**Data supplied**
+-------+

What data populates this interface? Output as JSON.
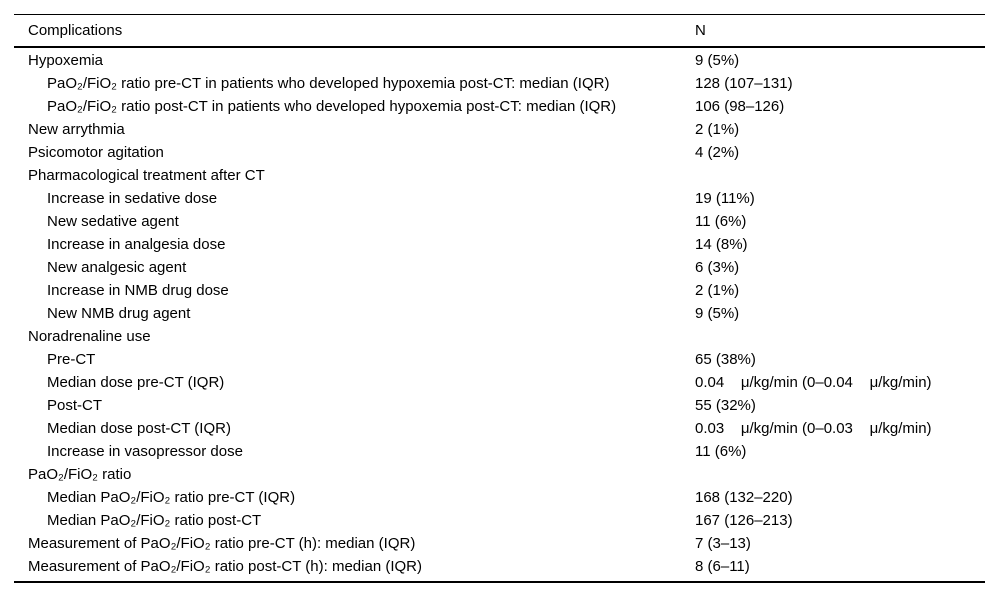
{
  "table": {
    "columns": [
      {
        "label": "Complications"
      },
      {
        "label": "N"
      }
    ],
    "rows": [
      {
        "label": "Hypoxemia",
        "value": "9 (5%)",
        "indent": 0
      },
      {
        "label": "PaO₂/FiO₂ ratio pre-CT in patients who developed hypoxemia post-CT: median (IQR)",
        "value": "128 (107–131)",
        "indent": 1
      },
      {
        "label": "PaO₂/FiO₂ ratio post-CT in patients who developed hypoxemia post-CT: median (IQR)",
        "value": "106 (98–126)",
        "indent": 1
      },
      {
        "label": "New arrythmia",
        "value": "2 (1%)",
        "indent": 0
      },
      {
        "label": "Psicomotor agitation",
        "value": "4 (2%)",
        "indent": 0
      },
      {
        "label": "Pharmacological treatment after CT",
        "value": "",
        "indent": 0
      },
      {
        "label": "Increase in sedative dose",
        "value": "19 (11%)",
        "indent": 1
      },
      {
        "label": "New sedative agent",
        "value": "11 (6%)",
        "indent": 1
      },
      {
        "label": "Increase in analgesia dose",
        "value": "14 (8%)",
        "indent": 1
      },
      {
        "label": "New analgesic agent",
        "value": "6 (3%)",
        "indent": 1
      },
      {
        "label": "Increase in NMB drug dose",
        "value": "2 (1%)",
        "indent": 1
      },
      {
        "label": "New NMB drug agent",
        "value": "9 (5%)",
        "indent": 1
      },
      {
        "label": "Noradrenaline use",
        "value": "",
        "indent": 0
      },
      {
        "label": "Pre-CT",
        "value": "65 (38%)",
        "indent": 1
      },
      {
        "label": "Median dose pre-CT (IQR)",
        "value": "0.04    μ/kg/min (0–0.04    μ/kg/min)",
        "indent": 1
      },
      {
        "label": "Post-CT",
        "value": "55 (32%)",
        "indent": 1
      },
      {
        "label": "Median dose post-CT (IQR)",
        "value": "0.03    μ/kg/min (0–0.03    μ/kg/min)",
        "indent": 1
      },
      {
        "label": "Increase in vasopressor dose",
        "value": "11 (6%)",
        "indent": 1
      },
      {
        "label": "PaO₂/FiO₂ ratio",
        "value": "",
        "indent": 0
      },
      {
        "label": "Median PaO₂/FiO₂ ratio pre-CT (IQR)",
        "value": "168 (132–220)",
        "indent": 1
      },
      {
        "label": "Median PaO₂/FiO₂ ratio post-CT",
        "value": "167 (126–213)",
        "indent": 1
      },
      {
        "label": "Measurement of PaO₂/FiO₂ ratio pre-CT (h): median (IQR)",
        "value": "7 (3–13)",
        "indent": 0
      },
      {
        "label": "Measurement of PaO₂/FiO₂ ratio post-CT (h): median (IQR)",
        "value": "8 (6–11)",
        "indent": 0
      }
    ]
  }
}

+-------+

**Work instruction**
When the word "agent" occurs in a line above, list that line.

**Answer section**
        "label": "New sedative agent",
        "label": "New analgesic agent",
        "label": "New NMB drug agent",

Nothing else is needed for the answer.